WRITTEN EXERCISE: All of the material below is to be retyped exactly.

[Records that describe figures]
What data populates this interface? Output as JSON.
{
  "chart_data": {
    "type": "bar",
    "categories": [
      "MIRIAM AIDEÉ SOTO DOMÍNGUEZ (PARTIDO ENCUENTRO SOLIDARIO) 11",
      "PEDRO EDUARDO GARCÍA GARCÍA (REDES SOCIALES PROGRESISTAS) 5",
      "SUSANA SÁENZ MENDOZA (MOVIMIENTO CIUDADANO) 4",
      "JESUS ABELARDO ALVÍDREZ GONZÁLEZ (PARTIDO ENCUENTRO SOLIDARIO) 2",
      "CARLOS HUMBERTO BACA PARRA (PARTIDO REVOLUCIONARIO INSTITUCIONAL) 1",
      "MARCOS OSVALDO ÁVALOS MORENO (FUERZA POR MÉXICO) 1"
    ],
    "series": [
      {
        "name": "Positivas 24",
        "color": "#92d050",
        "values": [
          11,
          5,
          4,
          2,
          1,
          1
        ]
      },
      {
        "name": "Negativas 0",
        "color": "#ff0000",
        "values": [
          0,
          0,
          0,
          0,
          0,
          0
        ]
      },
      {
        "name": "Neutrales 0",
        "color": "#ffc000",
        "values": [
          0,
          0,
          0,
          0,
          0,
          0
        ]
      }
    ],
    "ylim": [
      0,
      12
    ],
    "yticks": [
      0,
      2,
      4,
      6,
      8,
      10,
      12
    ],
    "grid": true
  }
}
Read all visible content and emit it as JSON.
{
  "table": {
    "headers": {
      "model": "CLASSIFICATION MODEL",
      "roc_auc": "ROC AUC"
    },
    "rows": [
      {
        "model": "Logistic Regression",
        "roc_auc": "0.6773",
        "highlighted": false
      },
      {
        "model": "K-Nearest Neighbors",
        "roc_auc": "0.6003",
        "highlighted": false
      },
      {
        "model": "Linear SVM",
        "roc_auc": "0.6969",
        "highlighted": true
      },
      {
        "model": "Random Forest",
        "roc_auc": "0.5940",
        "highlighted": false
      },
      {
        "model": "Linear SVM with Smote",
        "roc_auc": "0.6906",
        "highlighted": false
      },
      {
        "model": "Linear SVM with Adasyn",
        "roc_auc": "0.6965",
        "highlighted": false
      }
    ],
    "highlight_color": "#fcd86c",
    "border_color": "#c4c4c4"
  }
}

THE SOLUTION:
What data populates this interface? Output as JSON.
{
  "chart_data": {
    "type": "bar",
    "categories": [
      "MIRIAM AIDEÉ SOTO DOMÍNGUEZ (PARTIDO ENCUENTRO SOLIDARIO) 11",
      "PEDRO EDUARDO GARCÍA GARCÍA (REDES SOCIALES PROGRESISTAS) 5",
      "SUSANA SÁENZ MENDOZA (MOVIMIENTO CIUDADANO) 4",
      "JESUS ABELARDO ALVÍDREZ GONZÁLEZ (PARTIDO ENCUENTRO SOLIDARIO) 2",
      "CARLOS HUMBERTO BACA PARRA (PARTIDO REVOLUCIONARIO INSTITUCIONAL) 1",
      "MARCOS OSVALDO ÁVALOS MORENO (FUERZA POR MÉXICO) 1"
    ],
    "series": [
      {
        "name": "Positivas 24",
        "color": "#92d050",
        "values": [
          11,
          5,
          4,
          2,
          1,
          1
        ]
      },
      {
        "name": "Negativas 0",
        "color": "#ff0000",
        "values": [
          0,
          0,
          0,
          0,
          0,
          0
        ]
      },
      {
        "name": "Neutrales 0",
        "color": "#ffc000",
        "values": [
          0,
          0,
          0,
          0,
          0,
          0
        ]
      }
    ],
    "ylim": [
      0,
      12
    ],
    "yticks": [
      0,
      2,
      4,
      6,
      8,
      10,
      12
    ],
    "grid": true
  }
}
Read all visible content and emit it as JSON.
{
  "table": {
    "headers": {
      "model": "CLASSIFICATION MODEL",
      "roc_auc": "ROC AUC"
    },
    "rows": [
      {
        "model": "Logistic Regression",
        "roc_auc": "0.6773",
        "highlighted": false
      },
      {
        "model": "K-Nearest Neighbors",
        "roc_auc": "0.6003",
        "highlighted": false
      },
      {
        "model": "Linear SVM",
        "roc_auc": "0.6969",
        "highlighted": true
      },
      {
        "model": "Random Forest",
        "roc_auc": "0.5940",
        "highlighted": false
      },
      {
        "model": "Linear SVM with Smote",
        "roc_auc": "0.6906",
        "highlighted": false
      },
      {
        "model": "Linear SVM with Adasyn",
        "roc_auc": "0.6965",
        "highlighted": false
      }
    ],
    "highlight_color": "#fcd86c",
    "border_color": "#c4c4c4"
  }
}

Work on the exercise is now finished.